◆ REQUIREMENT: Output all of the entries exactly as written.

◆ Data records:
────────────────

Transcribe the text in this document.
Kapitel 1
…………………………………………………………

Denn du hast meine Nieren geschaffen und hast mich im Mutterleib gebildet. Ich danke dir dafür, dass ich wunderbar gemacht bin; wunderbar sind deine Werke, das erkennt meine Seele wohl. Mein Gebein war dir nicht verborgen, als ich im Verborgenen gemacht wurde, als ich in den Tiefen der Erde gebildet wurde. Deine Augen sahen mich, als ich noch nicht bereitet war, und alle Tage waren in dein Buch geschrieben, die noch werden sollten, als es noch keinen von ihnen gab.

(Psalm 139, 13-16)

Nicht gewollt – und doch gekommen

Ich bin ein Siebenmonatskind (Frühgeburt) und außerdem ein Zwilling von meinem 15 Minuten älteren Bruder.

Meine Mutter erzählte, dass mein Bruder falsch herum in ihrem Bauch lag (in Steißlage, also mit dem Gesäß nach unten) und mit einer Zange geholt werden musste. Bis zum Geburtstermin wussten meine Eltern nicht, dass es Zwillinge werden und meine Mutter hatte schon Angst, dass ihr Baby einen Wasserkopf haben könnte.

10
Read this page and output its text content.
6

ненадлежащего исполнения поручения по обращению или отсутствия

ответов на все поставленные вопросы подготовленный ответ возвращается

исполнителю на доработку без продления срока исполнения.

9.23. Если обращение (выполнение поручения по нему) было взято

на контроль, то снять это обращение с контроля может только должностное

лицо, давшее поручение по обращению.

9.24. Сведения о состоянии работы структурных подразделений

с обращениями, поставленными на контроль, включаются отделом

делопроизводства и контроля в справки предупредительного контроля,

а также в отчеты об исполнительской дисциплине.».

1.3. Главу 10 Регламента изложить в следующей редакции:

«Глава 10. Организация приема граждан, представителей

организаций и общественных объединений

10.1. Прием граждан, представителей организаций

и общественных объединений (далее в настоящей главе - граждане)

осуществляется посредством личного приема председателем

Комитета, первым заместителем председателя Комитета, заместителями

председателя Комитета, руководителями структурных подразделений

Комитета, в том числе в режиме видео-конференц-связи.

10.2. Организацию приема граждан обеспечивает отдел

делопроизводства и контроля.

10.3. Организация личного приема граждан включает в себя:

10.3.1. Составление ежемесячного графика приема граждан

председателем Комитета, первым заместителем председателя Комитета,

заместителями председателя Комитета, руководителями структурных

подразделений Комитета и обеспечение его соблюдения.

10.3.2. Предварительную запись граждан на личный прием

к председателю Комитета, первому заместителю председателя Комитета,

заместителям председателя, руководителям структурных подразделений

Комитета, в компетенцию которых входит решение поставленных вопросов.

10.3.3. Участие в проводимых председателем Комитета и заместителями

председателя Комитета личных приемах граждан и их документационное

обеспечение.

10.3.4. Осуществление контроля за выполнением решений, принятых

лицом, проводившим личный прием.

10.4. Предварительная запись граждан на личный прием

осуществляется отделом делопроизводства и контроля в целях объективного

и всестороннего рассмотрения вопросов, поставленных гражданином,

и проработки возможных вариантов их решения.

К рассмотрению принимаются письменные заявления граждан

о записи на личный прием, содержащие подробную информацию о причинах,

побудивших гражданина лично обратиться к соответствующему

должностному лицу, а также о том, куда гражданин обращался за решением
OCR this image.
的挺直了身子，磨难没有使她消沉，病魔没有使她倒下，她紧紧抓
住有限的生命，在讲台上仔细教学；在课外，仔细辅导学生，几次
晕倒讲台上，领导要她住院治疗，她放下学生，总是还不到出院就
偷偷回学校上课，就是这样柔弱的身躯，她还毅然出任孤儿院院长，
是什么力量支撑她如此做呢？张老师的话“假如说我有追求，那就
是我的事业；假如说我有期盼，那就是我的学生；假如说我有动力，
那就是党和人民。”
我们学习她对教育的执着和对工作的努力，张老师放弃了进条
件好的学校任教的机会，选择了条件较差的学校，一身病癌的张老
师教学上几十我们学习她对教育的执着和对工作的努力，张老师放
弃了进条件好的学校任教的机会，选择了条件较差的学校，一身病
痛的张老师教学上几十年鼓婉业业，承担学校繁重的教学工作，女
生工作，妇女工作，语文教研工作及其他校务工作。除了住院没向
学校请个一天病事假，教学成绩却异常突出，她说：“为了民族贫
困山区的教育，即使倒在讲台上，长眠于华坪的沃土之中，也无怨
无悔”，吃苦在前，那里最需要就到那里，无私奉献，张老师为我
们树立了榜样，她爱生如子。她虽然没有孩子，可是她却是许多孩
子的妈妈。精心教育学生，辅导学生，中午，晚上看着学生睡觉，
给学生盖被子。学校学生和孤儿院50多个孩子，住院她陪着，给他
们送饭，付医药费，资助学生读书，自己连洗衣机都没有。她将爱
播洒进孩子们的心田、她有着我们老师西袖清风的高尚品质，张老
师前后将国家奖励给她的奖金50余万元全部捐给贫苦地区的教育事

────────────────

◆ REPLY:
Transcribe the text in this document.
Kapitel 1
…………………………………………………………

Denn du hast meine Nieren geschaffen und hast mich im Mutterleib gebildet. Ich danke dir dafür, dass ich wunderbar gemacht bin; wunderbar sind deine Werke, das erkennt meine Seele wohl. Mein Gebein war dir nicht verborgen, als ich im Verborgenen gemacht wurde, als ich in den Tiefen der Erde gebildet wurde. Deine Augen sahen mich, als ich noch nicht bereitet war, und alle Tage waren in dein Buch geschrieben, die noch werden sollten, als es noch keinen von ihnen gab.

(Psalm 139, 13-16)

Nicht gewollt – und doch gekommen

Ich bin ein Siebenmonatskind (Frühgeburt) und außerdem ein Zwilling von meinem 15 Minuten älteren Bruder.

Meine Mutter erzählte, dass mein Bruder falsch herum in ihrem Bauch lag (in Steißlage, also mit dem Gesäß nach unten) und mit einer Zange geholt werden musste. Bis zum Geburtstermin wussten meine Eltern nicht, dass es Zwillinge werden und meine Mutter hatte schon Angst, dass ihr Baby einen Wasserkopf haben könnte.

10
Read this page and output its text content.
6

ненадлежащего исполнения поручения по обращению или отсутствия

ответов на все поставленные вопросы подготовленный ответ возвращается

исполнителю на доработку без продления срока исполнения.

9.23. Если обращение (выполнение поручения по нему) было взято

на контроль, то снять это обращение с контроля может только должностное

лицо, давшее поручение по обращению.

9.24. Сведения о состоянии работы структурных подразделений

с обращениями, поставленными на контроль, включаются отделом

делопроизводства и контроля в справки предупредительного контроля,

а также в отчеты об исполнительской дисциплине.».

1.3. Главу 10 Регламента изложить в следующей редакции:

«Глава 10. Организация приема граждан, представителей

организаций и общественных объединений

10.1. Прием граждан, представителей организаций

и общественных объединений (далее в настоящей главе - граждане)

осуществляется посредством личного приема председателем

Комитета, первым заместителем председателя Комитета, заместителями

председателя Комитета, руководителями структурных подразделений

Комитета, в том числе в режиме видео-конференц-связи.

10.2. Организацию приема граждан обеспечивает отдел

делопроизводства и контроля.

10.3. Организация личного приема граждан включает в себя:

10.3.1. Составление ежемесячного графика приема граждан

председателем Комитета, первым заместителем председателя Комитета,

заместителями председателя Комитета, руководителями структурных

подразделений Комитета и обеспечение его соблюдения.

10.3.2. Предварительную запись граждан на личный прием

к председателю Комитета, первому заместителю председателя Комитета,

заместителям председателя, руководителям структурных подразделений

Комитета, в компетенцию которых входит решение поставленных вопросов.

10.3.3. Участие в проводимых председателем Комитета и заместителями

председателя Комитета личных приемах граждан и их документационное

обеспечение.

10.3.4. Осуществление контроля за выполнением решений, принятых

лицом, проводившим личный прием.

10.4. Предварительная запись граждан на личный прием

осуществляется отделом делопроизводства и контроля в целях объективного

и всестороннего рассмотрения вопросов, поставленных гражданином,

и проработки возможных вариантов их решения.

К рассмотрению принимаются письменные заявления граждан

о записи на личный прием, содержащие подробную информацию о причинах,

побудивших гражданина лично обратиться к соответствующему

должностному лицу, а также о том, куда гражданин обращался за решением
OCR this image.
的挺直了身子，磨难没有使她消沉，病魔没有使她倒下，她紧紧抓
住有限的生命，在讲台上仔细教学；在课外，仔细辅导学生，几次
晕倒讲台上，领导要她住院治疗，她放下学生，总是还不到出院就
偷偷回学校上课，就是这样柔弱的身躯，她还毅然出任孤儿院院长，
是什么力量支撑她如此做呢？张老师的话“假如说我有追求，那就
是我的事业；假如说我有期盼，那就是我的学生；假如说我有动力，
那就是党和人民。”
我们学习她对教育的执着和对工作的努力，张老师放弃了进条
件好的学校任教的机会，选择了条件较差的学校，一身病癌的张老
师教学上几十我们学习她对教育的执着和对工作的努力，张老师放
弃了进条件好的学校任教的机会，选择了条件较差的学校，一身病
痛的张老师教学上几十年鼓婉业业，承担学校繁重的教学工作，女
生工作，妇女工作，语文教研工作及其他校务工作。除了住院没向
学校请个一天病事假，教学成绩却异常突出，她说：“为了民族贫
困山区的教育，即使倒在讲台上，长眠于华坪的沃土之中，也无怨
无悔”，吃苦在前，那里最需要就到那里，无私奉献，张老师为我
们树立了榜样，她爱生如子。她虽然没有孩子，可是她却是许多孩
子的妈妈。精心教育学生，辅导学生，中午，晚上看着学生睡觉，
给学生盖被子。学校学生和孤儿院50多个孩子，住院她陪着，给他
们送饭，付医药费，资助学生读书，自己连洗衣机都没有。她将爱
播洒进孩子们的心田、她有着我们老师西袖清风的高尚品质，张老
师前后将国家奖励给她的奖金50余万元全部捐给贫苦地区的教育事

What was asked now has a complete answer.